[Work to do]:
All of the data must be printed exactly; please include every line.
>> START
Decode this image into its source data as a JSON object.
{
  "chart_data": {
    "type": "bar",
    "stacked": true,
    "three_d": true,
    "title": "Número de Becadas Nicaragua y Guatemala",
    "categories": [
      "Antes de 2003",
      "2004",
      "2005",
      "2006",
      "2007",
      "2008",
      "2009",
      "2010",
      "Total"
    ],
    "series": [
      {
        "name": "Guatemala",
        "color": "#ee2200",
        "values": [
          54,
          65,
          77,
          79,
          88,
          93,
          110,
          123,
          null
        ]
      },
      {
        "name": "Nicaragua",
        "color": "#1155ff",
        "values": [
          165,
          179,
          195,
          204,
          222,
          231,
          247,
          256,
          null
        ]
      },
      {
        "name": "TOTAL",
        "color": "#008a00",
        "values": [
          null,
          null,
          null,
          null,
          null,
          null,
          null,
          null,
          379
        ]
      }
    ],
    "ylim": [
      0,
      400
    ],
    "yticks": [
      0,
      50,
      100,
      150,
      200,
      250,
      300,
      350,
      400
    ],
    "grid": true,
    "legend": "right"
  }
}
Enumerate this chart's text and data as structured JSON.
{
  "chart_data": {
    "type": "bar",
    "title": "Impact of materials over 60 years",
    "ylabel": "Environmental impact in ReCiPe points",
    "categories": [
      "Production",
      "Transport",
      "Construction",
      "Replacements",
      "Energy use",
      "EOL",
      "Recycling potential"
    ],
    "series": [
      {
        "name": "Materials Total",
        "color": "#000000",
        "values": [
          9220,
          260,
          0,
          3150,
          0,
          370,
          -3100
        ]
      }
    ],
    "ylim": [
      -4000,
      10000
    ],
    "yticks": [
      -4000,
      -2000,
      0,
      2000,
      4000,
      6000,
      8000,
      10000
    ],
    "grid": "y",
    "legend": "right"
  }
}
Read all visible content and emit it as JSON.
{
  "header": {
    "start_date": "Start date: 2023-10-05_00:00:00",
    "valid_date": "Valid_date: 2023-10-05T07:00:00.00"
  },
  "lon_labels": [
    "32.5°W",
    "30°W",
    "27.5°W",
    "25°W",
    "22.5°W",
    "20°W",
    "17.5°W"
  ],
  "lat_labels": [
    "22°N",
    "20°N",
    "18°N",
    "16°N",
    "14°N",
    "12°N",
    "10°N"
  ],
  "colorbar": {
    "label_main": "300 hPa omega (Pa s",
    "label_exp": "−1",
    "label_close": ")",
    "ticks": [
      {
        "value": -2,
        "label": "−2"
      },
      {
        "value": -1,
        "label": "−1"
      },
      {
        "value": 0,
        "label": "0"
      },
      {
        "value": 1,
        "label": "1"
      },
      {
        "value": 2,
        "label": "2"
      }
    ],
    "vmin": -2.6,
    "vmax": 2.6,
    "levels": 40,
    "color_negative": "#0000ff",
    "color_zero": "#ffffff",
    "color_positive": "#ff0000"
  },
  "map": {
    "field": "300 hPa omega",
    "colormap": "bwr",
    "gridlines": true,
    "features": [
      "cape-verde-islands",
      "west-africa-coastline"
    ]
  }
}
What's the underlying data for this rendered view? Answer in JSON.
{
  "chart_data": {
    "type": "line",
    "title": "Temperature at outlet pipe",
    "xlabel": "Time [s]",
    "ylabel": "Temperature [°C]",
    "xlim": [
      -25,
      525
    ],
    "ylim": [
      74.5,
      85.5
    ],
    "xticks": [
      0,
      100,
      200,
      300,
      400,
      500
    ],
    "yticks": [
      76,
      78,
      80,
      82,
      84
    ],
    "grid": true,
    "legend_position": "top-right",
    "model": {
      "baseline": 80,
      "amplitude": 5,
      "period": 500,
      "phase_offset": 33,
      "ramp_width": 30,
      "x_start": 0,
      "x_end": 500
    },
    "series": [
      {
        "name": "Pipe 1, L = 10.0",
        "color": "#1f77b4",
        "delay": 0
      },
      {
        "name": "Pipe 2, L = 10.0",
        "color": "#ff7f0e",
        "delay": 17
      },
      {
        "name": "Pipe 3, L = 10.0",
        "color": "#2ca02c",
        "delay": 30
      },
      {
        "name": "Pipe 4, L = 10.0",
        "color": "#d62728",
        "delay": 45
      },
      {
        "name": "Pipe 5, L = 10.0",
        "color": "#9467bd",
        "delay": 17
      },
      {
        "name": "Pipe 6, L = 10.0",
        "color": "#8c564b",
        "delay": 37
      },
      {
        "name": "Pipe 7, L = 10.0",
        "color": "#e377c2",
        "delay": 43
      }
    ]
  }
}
>> END
[Worked answer]:
Decode this image into its source data as a JSON object.
{
  "chart_data": {
    "type": "bar",
    "stacked": true,
    "three_d": true,
    "title": "Número de Becadas Nicaragua y Guatemala",
    "categories": [
      "Antes de 2003",
      "2004",
      "2005",
      "2006",
      "2007",
      "2008",
      "2009",
      "2010",
      "Total"
    ],
    "series": [
      {
        "name": "Guatemala",
        "color": "#ee2200",
        "values": [
          54,
          65,
          77,
          79,
          88,
          93,
          110,
          123,
          null
        ]
      },
      {
        "name": "Nicaragua",
        "color": "#1155ff",
        "values": [
          165,
          179,
          195,
          204,
          222,
          231,
          247,
          256,
          null
        ]
      },
      {
        "name": "TOTAL",
        "color": "#008a00",
        "values": [
          null,
          null,
          null,
          null,
          null,
          null,
          null,
          null,
          379
        ]
      }
    ],
    "ylim": [
      0,
      400
    ],
    "yticks": [
      0,
      50,
      100,
      150,
      200,
      250,
      300,
      350,
      400
    ],
    "grid": true,
    "legend": "right"
  }
}
Enumerate this chart's text and data as structured JSON.
{
  "chart_data": {
    "type": "bar",
    "title": "Impact of materials over 60 years",
    "ylabel": "Environmental impact in ReCiPe points",
    "categories": [
      "Production",
      "Transport",
      "Construction",
      "Replacements",
      "Energy use",
      "EOL",
      "Recycling potential"
    ],
    "series": [
      {
        "name": "Materials Total",
        "color": "#000000",
        "values": [
          9220,
          260,
          0,
          3150,
          0,
          370,
          -3100
        ]
      }
    ],
    "ylim": [
      -4000,
      10000
    ],
    "yticks": [
      -4000,
      -2000,
      0,
      2000,
      4000,
      6000,
      8000,
      10000
    ],
    "grid": "y",
    "legend": "right"
  }
}
Read all visible content and emit it as JSON.
{
  "header": {
    "start_date": "Start date: 2023-10-05_00:00:00",
    "valid_date": "Valid_date: 2023-10-05T07:00:00.00"
  },
  "lon_labels": [
    "32.5°W",
    "30°W",
    "27.5°W",
    "25°W",
    "22.5°W",
    "20°W",
    "17.5°W"
  ],
  "lat_labels": [
    "22°N",
    "20°N",
    "18°N",
    "16°N",
    "14°N",
    "12°N",
    "10°N"
  ],
  "colorbar": {
    "label_main": "300 hPa omega (Pa s",
    "label_exp": "−1",
    "label_close": ")",
    "ticks": [
      {
        "value": -2,
        "label": "−2"
      },
      {
        "value": -1,
        "label": "−1"
      },
      {
        "value": 0,
        "label": "0"
      },
      {
        "value": 1,
        "label": "1"
      },
      {
        "value": 2,
        "label": "2"
      }
    ],
    "vmin": -2.6,
    "vmax": 2.6,
    "levels": 40,
    "color_negative": "#0000ff",
    "color_zero": "#ffffff",
    "color_positive": "#ff0000"
  },
  "map": {
    "field": "300 hPa omega",
    "colormap": "bwr",
    "gridlines": true,
    "features": [
      "cape-verde-islands",
      "west-africa-coastline"
    ]
  }
}
What's the underlying data for this rendered view? Answer in JSON.
{
  "chart_data": {
    "type": "line",
    "title": "Temperature at outlet pipe",
    "xlabel": "Time [s]",
    "ylabel": "Temperature [°C]",
    "xlim": [
      -25,
      525
    ],
    "ylim": [
      74.5,
      85.5
    ],
    "xticks": [
      0,
      100,
      200,
      300,
      400,
      500
    ],
    "yticks": [
      76,
      78,
      80,
      82,
      84
    ],
    "grid": true,
    "legend_position": "top-right",
    "model": {
      "baseline": 80,
      "amplitude": 5,
      "period": 500,
      "phase_offset": 33,
      "ramp_width": 30,
      "x_start": 0,
      "x_end": 500
    },
    "series": [
      {
        "name": "Pipe 1, L = 10.0",
        "color": "#1f77b4",
        "delay": 0
      },
      {
        "name": "Pipe 2, L = 10.0",
        "color": "#ff7f0e",
        "delay": 17
      },
      {
        "name": "Pipe 3, L = 10.0",
        "color": "#2ca02c",
        "delay": 30
      },
      {
        "name": "Pipe 4, L = 10.0",
        "color": "#d62728",
        "delay": 45
      },
      {
        "name": "Pipe 5, L = 10.0",
        "color": "#9467bd",
        "delay": 17
      },
      {
        "name": "Pipe 6, L = 10.0",
        "color": "#8c564b",
        "delay": 37
      },
      {
        "name": "Pipe 7, L = 10.0",
        "color": "#e377c2",
        "delay": 43
      }
    ]
  }
}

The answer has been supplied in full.